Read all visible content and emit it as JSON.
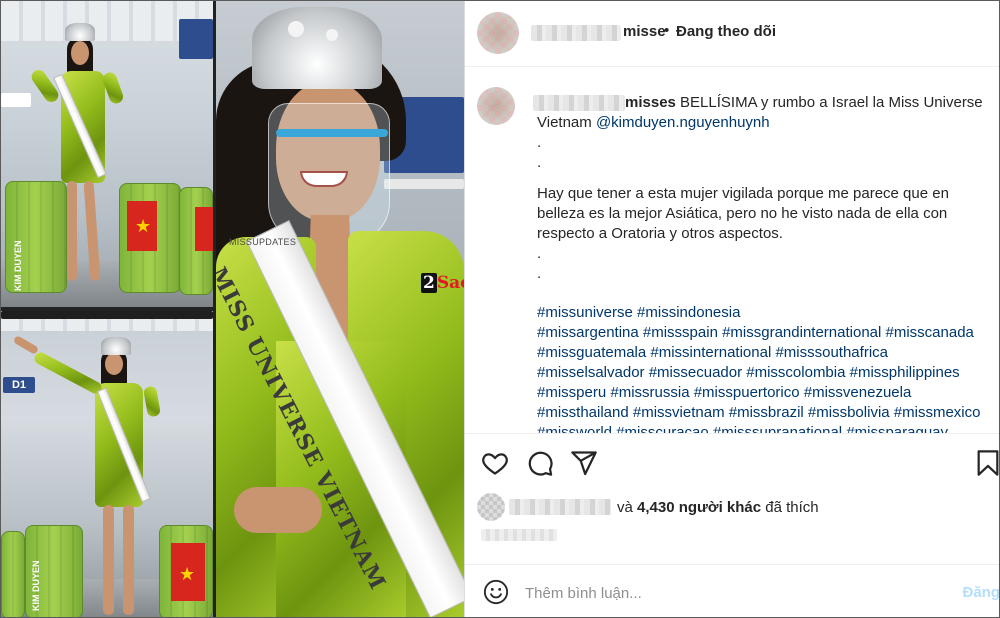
{
  "collage": {
    "watermark_num": "2",
    "watermark_word": "Sao",
    "photo_credit": "MISSUPDATES",
    "sash_text": "MISS UNIVERSE VIETNAM",
    "suitcase_label": "KIM DUYEN",
    "gate_sign": "D1"
  },
  "header": {
    "username": "misse",
    "separator": "•",
    "follow_label": "Đang theo dõi",
    "more_icon": "more-options-icon"
  },
  "caption": {
    "username": "misses",
    "text_line1": " BELLÍSIMA y rumbo a Israel la Miss Universe Vietnam ",
    "mention": "@kimduyen.nguyenhuynh",
    "dot1": ".",
    "dot2": ".",
    "paragraph": "Hay que tener a esta mujer vigilada porque me parece que en belleza es la mejor Asiática, pero no he visto nada de ella con respecto a Oratoria y otros aspectos.",
    "dot3": ".",
    "dot4": ".",
    "hashtags": [
      "#missuniverse #missindonesia",
      "#missargentina #missspain #missgrandinternational #misscanada",
      "#missguatemala #missinternational #misssouthafrica",
      "#misselsalvador #missecuador #misscolombia #missphilippines",
      "#missperu #missrussia #misspuertorico #missvenezuela",
      "#missthailand #missvietnam #missbrazil #missbolivia #missmexico",
      "#missworld #misscuracao #misssupranational #missparaguay"
    ]
  },
  "actions": {
    "like_icon": "heart-icon",
    "comment_icon": "comment-icon",
    "share_icon": "share-icon",
    "save_icon": "bookmark-icon"
  },
  "likes": {
    "prefix": "và ",
    "count": "4,430 người khác",
    "suffix": " đã thích"
  },
  "comment": {
    "placeholder": "Thêm bình luận...",
    "post_label": "Đăng"
  }
}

========

# PROBLEM STATEMENT:
Omit the images and transcribe all of the records above word for word.

# TASK ANSWER:
Read all visible content and emit it as JSON.
{
  "collage": {
    "watermark_num": "2",
    "watermark_word": "Sao",
    "photo_credit": "MISSUPDATES",
    "sash_text": "MISS UNIVERSE VIETNAM",
    "suitcase_label": "KIM DUYEN",
    "gate_sign": "D1"
  },
  "header": {
    "username": "misse",
    "separator": "•",
    "follow_label": "Đang theo dõi",
    "more_icon": "more-options-icon"
  },
  "caption": {
    "username": "misses",
    "text_line1": " BELLÍSIMA y rumbo a Israel la Miss Universe Vietnam ",
    "mention": "@kimduyen.nguyenhuynh",
    "dot1": ".",
    "dot2": ".",
    "paragraph": "Hay que tener a esta mujer vigilada porque me parece que en belleza es la mejor Asiática, pero no he visto nada de ella con respecto a Oratoria y otros aspectos.",
    "dot3": ".",
    "dot4": ".",
    "hashtags": [
      "#missuniverse #missindonesia",
      "#missargentina #missspain #missgrandinternational #misscanada",
      "#missguatemala #missinternational #misssouthafrica",
      "#misselsalvador #missecuador #misscolombia #missphilippines",
      "#missperu #missrussia #misspuertorico #missvenezuela",
      "#missthailand #missvietnam #missbrazil #missbolivia #missmexico",
      "#missworld #misscuracao #misssupranational #missparaguay"
    ]
  },
  "actions": {
    "like_icon": "heart-icon",
    "comment_icon": "comment-icon",
    "share_icon": "share-icon",
    "save_icon": "bookmark-icon"
  },
  "likes": {
    "prefix": "và ",
    "count": "4,430 người khác",
    "suffix": " đã thích"
  },
  "comment": {
    "placeholder": "Thêm bình luận...",
    "post_label": "Đăng"
  }
}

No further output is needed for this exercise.